Provided records:

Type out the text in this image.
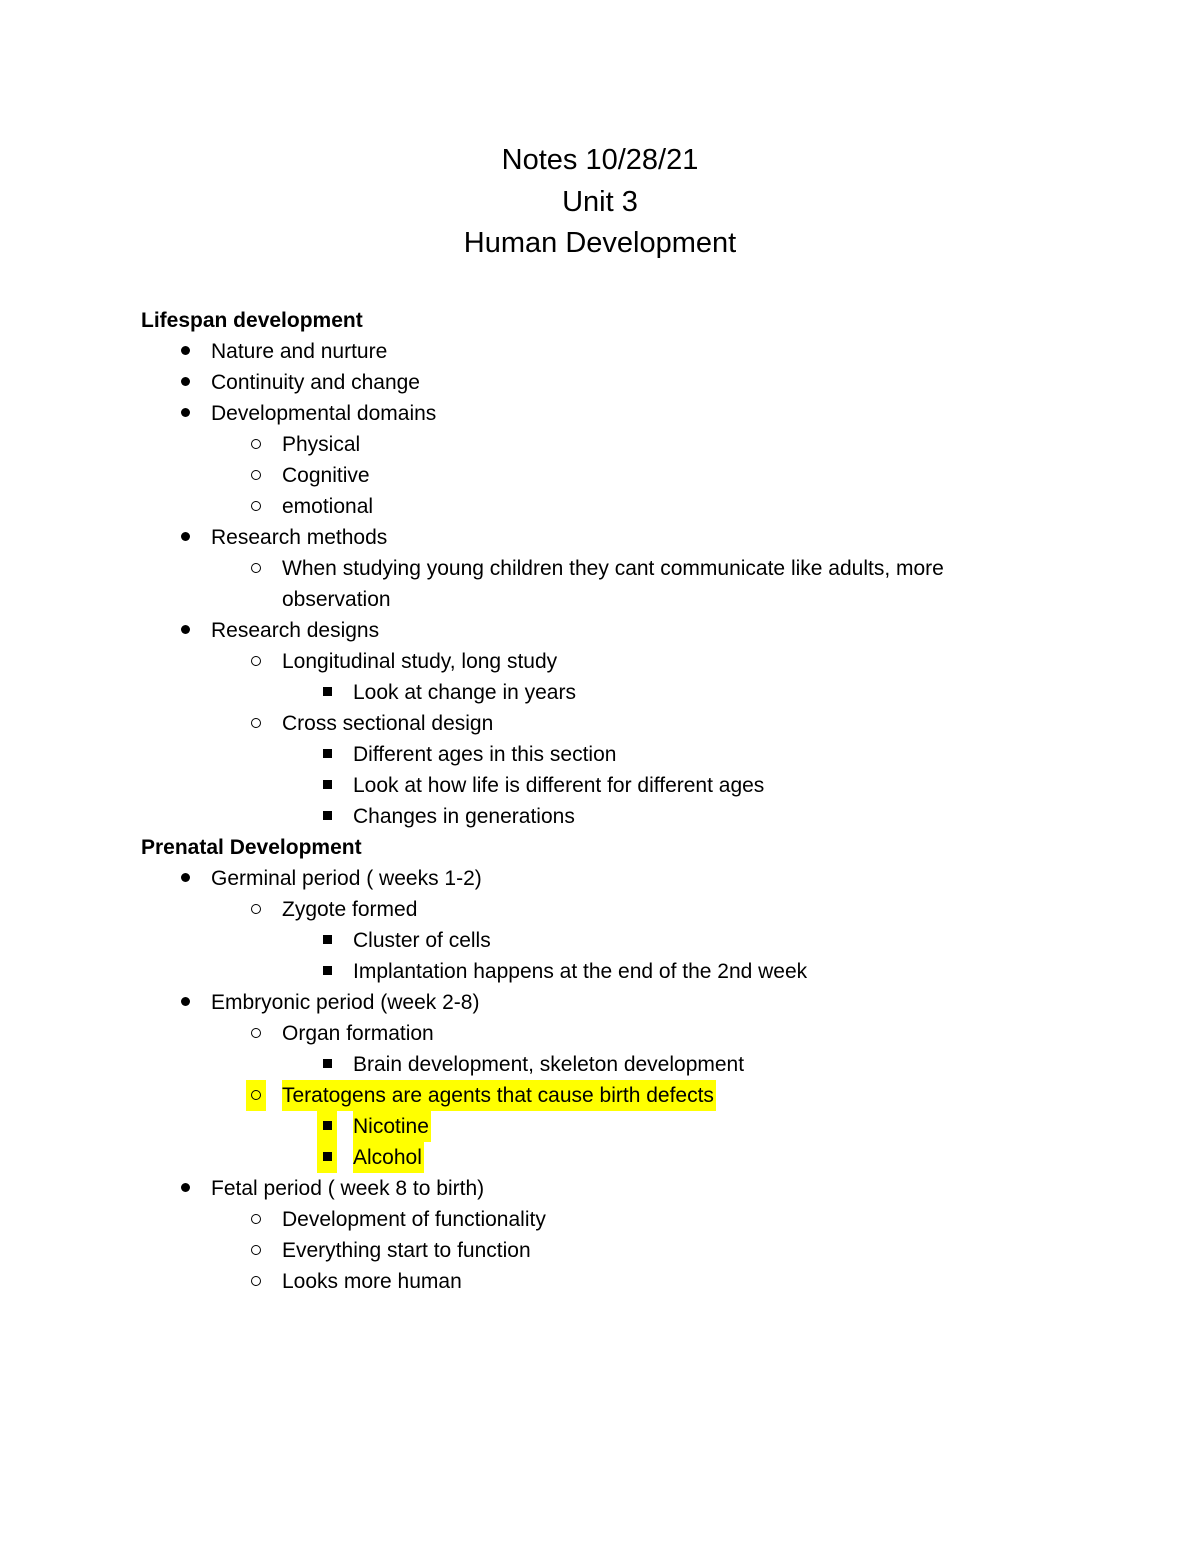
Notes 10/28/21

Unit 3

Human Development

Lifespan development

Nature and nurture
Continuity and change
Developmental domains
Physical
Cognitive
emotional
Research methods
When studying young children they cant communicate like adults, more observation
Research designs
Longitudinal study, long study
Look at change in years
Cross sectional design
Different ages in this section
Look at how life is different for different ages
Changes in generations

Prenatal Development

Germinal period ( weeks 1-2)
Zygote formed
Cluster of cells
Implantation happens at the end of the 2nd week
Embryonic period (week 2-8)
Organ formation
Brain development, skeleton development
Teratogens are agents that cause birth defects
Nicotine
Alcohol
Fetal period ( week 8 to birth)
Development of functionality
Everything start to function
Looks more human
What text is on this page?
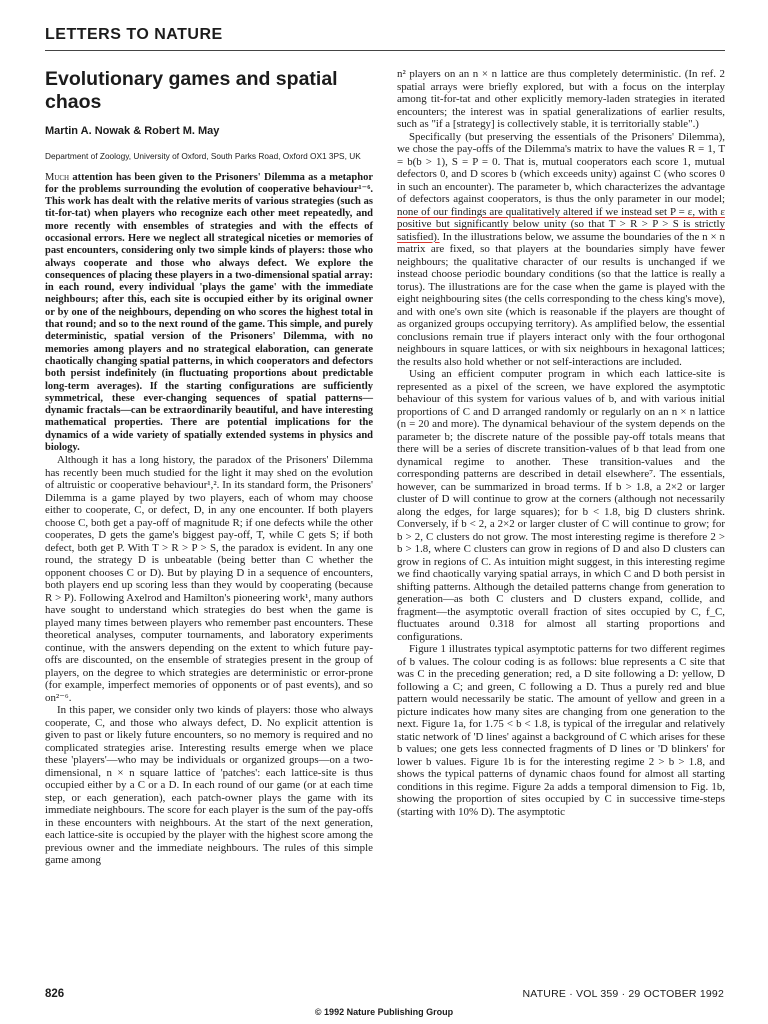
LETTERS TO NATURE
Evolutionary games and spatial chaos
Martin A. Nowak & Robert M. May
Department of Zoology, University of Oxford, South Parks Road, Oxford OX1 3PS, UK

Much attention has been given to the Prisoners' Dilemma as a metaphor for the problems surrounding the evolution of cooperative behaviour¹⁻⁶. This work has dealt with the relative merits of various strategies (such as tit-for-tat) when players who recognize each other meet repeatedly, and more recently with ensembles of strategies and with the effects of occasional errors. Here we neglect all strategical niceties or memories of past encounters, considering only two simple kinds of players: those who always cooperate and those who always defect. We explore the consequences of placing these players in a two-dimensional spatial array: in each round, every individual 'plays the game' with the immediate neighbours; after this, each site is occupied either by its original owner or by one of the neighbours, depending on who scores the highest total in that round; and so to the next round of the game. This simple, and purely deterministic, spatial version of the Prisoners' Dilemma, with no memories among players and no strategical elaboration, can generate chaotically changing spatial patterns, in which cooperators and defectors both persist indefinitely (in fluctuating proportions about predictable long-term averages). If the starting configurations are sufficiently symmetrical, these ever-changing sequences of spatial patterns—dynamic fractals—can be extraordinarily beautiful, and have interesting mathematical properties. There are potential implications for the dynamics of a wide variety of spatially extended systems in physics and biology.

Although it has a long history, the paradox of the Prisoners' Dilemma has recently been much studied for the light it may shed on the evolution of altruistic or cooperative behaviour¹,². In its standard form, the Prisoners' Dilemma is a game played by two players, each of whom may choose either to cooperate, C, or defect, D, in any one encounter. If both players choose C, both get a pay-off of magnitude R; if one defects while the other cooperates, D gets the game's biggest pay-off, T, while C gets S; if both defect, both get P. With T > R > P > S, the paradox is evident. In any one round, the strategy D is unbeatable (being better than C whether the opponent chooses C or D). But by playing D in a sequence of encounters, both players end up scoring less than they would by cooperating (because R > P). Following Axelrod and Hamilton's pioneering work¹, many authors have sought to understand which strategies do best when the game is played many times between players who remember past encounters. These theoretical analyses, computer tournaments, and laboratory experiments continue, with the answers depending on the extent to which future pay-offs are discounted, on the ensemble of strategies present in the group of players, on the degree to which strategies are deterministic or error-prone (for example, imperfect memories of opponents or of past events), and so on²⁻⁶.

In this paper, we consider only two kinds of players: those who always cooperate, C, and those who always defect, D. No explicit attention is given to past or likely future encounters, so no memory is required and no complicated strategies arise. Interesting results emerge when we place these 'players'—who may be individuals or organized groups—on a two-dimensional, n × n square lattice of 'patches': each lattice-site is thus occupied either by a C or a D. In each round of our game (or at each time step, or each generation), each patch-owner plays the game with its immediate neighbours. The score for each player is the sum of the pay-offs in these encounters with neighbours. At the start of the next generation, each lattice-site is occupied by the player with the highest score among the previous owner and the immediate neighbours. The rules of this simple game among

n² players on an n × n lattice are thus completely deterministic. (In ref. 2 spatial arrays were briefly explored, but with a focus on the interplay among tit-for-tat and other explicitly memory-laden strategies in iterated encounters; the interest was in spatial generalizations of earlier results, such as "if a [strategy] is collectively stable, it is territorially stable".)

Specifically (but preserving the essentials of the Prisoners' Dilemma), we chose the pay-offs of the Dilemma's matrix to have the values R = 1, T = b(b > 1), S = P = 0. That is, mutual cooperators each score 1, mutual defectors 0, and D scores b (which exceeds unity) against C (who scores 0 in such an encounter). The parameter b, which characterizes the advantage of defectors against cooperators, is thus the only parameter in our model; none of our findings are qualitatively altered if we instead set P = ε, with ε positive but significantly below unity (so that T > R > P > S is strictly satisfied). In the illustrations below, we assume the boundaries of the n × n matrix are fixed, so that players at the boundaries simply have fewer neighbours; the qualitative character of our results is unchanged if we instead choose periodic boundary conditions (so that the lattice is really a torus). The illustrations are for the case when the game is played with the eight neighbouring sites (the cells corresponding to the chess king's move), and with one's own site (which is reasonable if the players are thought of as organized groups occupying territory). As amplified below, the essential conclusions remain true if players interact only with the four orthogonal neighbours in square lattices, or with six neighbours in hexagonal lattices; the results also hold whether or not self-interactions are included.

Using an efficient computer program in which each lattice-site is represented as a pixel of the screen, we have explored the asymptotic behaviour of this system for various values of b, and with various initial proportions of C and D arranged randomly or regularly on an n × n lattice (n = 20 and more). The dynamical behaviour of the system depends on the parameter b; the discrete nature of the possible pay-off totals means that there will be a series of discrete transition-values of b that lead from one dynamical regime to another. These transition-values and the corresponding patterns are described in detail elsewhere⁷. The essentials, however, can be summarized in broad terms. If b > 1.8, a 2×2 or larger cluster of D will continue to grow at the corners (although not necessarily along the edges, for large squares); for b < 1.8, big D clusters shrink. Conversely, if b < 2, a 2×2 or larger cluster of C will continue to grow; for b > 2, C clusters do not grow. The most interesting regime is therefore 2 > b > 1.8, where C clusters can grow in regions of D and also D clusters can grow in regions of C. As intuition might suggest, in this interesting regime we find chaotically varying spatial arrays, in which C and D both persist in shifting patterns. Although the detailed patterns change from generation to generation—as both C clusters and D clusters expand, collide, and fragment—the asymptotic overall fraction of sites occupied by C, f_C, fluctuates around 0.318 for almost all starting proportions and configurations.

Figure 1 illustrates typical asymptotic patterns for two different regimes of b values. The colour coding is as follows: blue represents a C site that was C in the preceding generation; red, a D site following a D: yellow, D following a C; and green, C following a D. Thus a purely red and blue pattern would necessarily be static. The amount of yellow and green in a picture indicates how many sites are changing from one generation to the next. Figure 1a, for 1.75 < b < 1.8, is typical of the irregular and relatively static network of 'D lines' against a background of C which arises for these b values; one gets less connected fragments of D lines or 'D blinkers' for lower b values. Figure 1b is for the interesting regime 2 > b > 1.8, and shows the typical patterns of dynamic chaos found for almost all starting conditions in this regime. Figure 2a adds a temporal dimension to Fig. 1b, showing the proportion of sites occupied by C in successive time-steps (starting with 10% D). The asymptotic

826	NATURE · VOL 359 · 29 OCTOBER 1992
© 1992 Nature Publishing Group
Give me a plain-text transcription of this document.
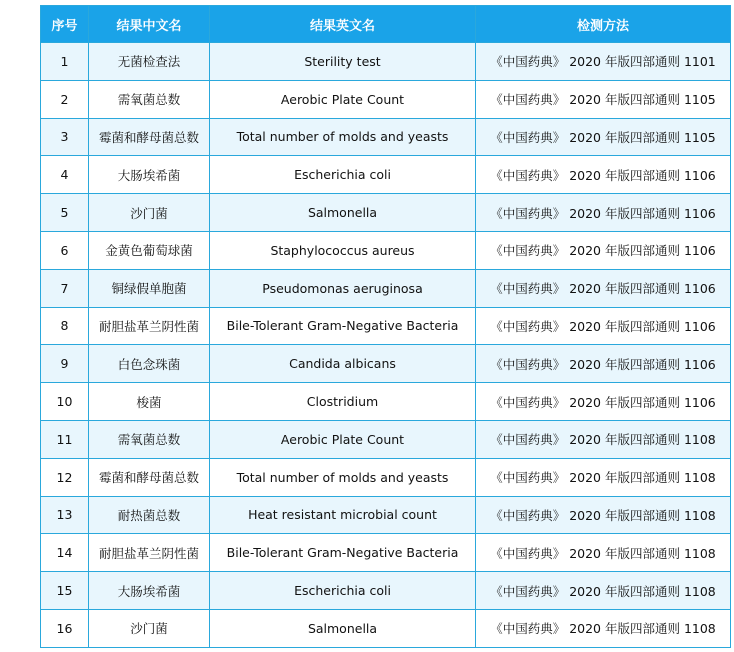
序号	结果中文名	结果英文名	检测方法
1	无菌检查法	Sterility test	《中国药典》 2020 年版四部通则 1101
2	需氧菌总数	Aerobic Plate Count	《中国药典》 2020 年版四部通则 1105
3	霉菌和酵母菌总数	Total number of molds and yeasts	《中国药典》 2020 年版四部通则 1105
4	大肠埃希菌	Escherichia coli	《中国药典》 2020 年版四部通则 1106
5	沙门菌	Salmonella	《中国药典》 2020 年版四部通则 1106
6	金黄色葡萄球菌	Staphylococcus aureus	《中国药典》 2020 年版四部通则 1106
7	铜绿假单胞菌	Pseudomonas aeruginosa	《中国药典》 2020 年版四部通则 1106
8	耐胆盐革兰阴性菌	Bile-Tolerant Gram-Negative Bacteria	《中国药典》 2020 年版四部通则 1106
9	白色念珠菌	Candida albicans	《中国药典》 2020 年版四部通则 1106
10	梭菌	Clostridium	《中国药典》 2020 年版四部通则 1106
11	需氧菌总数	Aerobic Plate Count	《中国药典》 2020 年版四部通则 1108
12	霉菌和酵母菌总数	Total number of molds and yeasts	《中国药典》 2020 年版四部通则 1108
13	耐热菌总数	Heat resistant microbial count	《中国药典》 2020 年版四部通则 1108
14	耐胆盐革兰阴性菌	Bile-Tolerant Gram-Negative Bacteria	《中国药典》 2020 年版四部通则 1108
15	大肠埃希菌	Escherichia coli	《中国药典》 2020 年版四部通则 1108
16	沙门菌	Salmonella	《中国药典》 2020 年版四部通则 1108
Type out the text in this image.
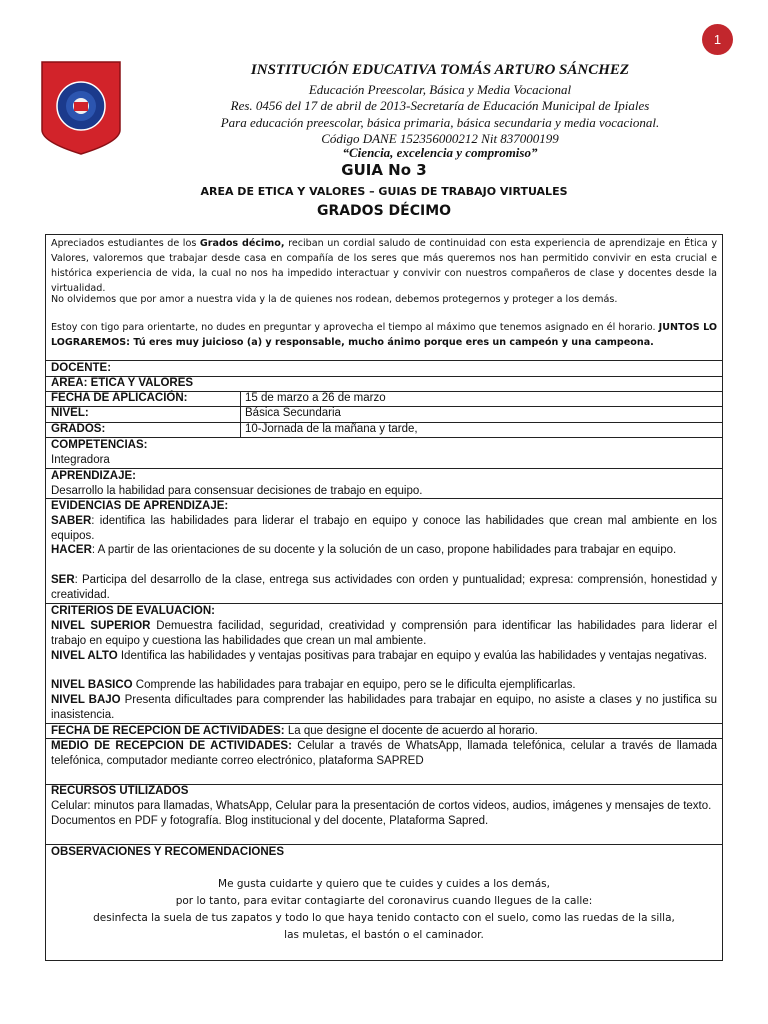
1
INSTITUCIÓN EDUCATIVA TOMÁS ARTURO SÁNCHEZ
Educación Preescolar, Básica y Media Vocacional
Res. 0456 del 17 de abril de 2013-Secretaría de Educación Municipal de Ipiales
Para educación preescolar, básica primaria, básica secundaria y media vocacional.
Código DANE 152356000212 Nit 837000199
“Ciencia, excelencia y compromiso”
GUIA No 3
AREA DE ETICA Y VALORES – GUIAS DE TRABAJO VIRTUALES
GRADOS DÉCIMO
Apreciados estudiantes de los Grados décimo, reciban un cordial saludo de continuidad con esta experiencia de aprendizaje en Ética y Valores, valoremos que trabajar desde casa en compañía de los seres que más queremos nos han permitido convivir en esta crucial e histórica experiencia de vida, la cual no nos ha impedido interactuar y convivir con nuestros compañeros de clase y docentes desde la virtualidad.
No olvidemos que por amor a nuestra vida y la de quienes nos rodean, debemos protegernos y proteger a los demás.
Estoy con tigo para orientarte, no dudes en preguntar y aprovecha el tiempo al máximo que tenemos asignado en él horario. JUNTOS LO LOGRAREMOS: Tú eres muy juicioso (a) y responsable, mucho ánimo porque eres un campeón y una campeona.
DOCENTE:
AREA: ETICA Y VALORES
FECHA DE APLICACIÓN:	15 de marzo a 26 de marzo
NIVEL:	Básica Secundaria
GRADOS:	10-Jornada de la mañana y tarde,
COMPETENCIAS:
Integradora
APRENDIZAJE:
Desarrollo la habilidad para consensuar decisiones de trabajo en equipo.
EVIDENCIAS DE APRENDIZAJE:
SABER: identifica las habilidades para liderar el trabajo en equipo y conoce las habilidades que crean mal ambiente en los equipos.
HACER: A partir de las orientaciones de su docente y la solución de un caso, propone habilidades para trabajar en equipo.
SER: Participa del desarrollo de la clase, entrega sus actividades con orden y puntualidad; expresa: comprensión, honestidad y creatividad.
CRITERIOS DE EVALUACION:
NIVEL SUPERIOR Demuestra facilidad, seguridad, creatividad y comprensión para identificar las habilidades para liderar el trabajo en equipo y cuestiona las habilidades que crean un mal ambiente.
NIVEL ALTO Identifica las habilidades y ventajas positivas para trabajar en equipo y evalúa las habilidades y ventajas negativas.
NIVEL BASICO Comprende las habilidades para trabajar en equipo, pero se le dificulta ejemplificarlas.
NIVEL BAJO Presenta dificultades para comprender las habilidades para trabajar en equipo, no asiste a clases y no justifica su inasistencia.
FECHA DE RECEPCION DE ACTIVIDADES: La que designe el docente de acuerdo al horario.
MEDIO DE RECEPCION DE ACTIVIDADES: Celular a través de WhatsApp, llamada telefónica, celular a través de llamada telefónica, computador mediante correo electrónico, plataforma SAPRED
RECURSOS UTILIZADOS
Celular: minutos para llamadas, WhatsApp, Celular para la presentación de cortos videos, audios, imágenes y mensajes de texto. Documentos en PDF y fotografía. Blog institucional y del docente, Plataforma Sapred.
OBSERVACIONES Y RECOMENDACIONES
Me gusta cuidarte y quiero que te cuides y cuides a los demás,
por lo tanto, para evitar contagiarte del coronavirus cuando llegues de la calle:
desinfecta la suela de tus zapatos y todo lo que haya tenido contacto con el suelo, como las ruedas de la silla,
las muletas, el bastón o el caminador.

Exercise: Search the entries for the word "霉菌和酵母菌总数" and gather every line where it appears.

Response box:
3	霉菌和酵母菌总数	Total number of molds and yeasts	《中国药典》 2020 年版四部通则 1105
12	霉菌和酵母菌总数	Total number of molds and yeasts	《中国药典》 2020 年版四部通则 1108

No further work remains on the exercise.